-- Begin RECORDS SUPPLIED --
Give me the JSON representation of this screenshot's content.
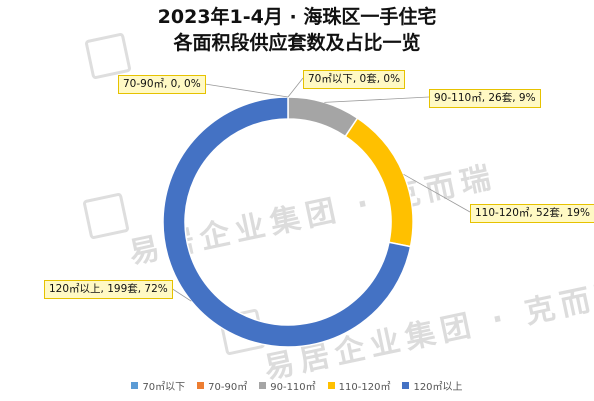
{
  "chart_data": {
    "type": "pie",
    "title_line1": "2023年1-4月 · 海珠区一手住宅",
    "title_line2": "各面积段供应套数及占比一览",
    "series": [
      {
        "name": "70㎡以下",
        "value": 0,
        "percent": "0%",
        "color": "#5b9bd5",
        "label": "70㎡以下, 0套, 0%"
      },
      {
        "name": "70-90㎡",
        "value": 0,
        "percent": "0%",
        "color": "#ed7d31",
        "label": "70-90㎡, 0, 0%"
      },
      {
        "name": "90-110㎡",
        "value": 26,
        "percent": "9%",
        "color": "#a5a5a5",
        "label": "90-110㎡, 26套, 9%"
      },
      {
        "name": "110-120㎡",
        "value": 52,
        "percent": "19%",
        "color": "#ffc000",
        "label": "110-120㎡, 52套, 19%"
      },
      {
        "name": "120㎡以上",
        "value": 199,
        "percent": "72%",
        "color": "#4472c4",
        "label": "120㎡以上, 199套, 72%"
      }
    ],
    "legend_position": "bottom"
  },
  "watermark": {
    "text": "易居企业集团 · 克而瑞"
  }
}
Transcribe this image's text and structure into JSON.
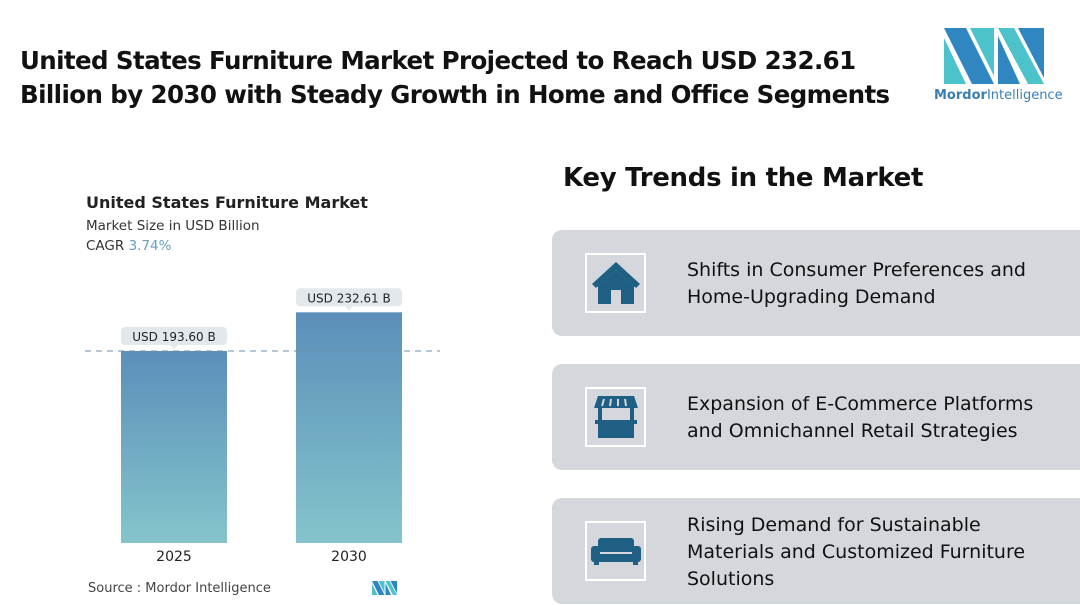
{
  "header": {
    "title_line1": "United States Furniture Market Projected to Reach USD 232.61",
    "title_line2": "Billion by 2030 with Steady Growth in Home and Office Segments",
    "logo_text_bold": "Mordor",
    "logo_text": "Intelligence"
  },
  "chart_data": {
    "type": "bar",
    "title": "United States Furniture Market",
    "subtitle": "Market Size in USD Billion",
    "cagr_label": "CAGR",
    "cagr_value": "3.74%",
    "categories": [
      "2025",
      "2030"
    ],
    "values": [
      193.6,
      232.61
    ],
    "data_labels": [
      "USD 193.60 B",
      "USD 232.61 B"
    ],
    "ylim": [
      0,
      235
    ],
    "reference_line": 193.6,
    "source": "Source :  Mordor Intelligence",
    "colors": {
      "top": "#5b8fba",
      "bottom": "#85c4cb"
    }
  },
  "trends": {
    "heading": "Key Trends in the Market",
    "items": [
      {
        "icon": "house-icon",
        "lines": [
          "Shifts in Consumer Preferences and",
          "Home-Upgrading Demand"
        ]
      },
      {
        "icon": "storefront-icon",
        "lines": [
          "Expansion of E-Commerce Platforms",
          "and Omnichannel Retail Strategies"
        ]
      },
      {
        "icon": "sofa-icon",
        "lines": [
          "Rising Demand for Sustainable",
          "Materials and Customized Furniture",
          "Solutions"
        ]
      }
    ]
  },
  "colors": {
    "icon": "#1f5f84",
    "card": "#d4d7dc"
  }
}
-- End RECORDS SUPPLIED --
▶ _TO DO_:
From the line containing "Transcribe this image's" down to the last line of the entries above, copy each line exactly and nothing more. Leave pictures out.

▶ _FINAL ANSWER_:
Transcribe this image's text and structure into JSON.
{
  "header": {
    "title_line1": "United States Furniture Market Projected to Reach USD 232.61",
    "title_line2": "Billion by 2030 with Steady Growth in Home and Office Segments",
    "logo_text_bold": "Mordor",
    "logo_text": "Intelligence"
  },
  "chart_data": {
    "type": "bar",
    "title": "United States Furniture Market",
    "subtitle": "Market Size in USD Billion",
    "cagr_label": "CAGR",
    "cagr_value": "3.74%",
    "categories": [
      "2025",
      "2030"
    ],
    "values": [
      193.6,
      232.61
    ],
    "data_labels": [
      "USD 193.60 B",
      "USD 232.61 B"
    ],
    "ylim": [
      0,
      235
    ],
    "reference_line": 193.6,
    "source": "Source :  Mordor Intelligence",
    "colors": {
      "top": "#5b8fba",
      "bottom": "#85c4cb"
    }
  },
  "trends": {
    "heading": "Key Trends in the Market",
    "items": [
      {
        "icon": "house-icon",
        "lines": [
          "Shifts in Consumer Preferences and",
          "Home-Upgrading Demand"
        ]
      },
      {
        "icon": "storefront-icon",
        "lines": [
          "Expansion of E-Commerce Platforms",
          "and Omnichannel Retail Strategies"
        ]
      },
      {
        "icon": "sofa-icon",
        "lines": [
          "Rising Demand for Sustainable",
          "Materials and Customized Furniture",
          "Solutions"
        ]
      }
    ]
  },
  "colors": {
    "icon": "#1f5f84",
    "card": "#d4d7dc"
  }
}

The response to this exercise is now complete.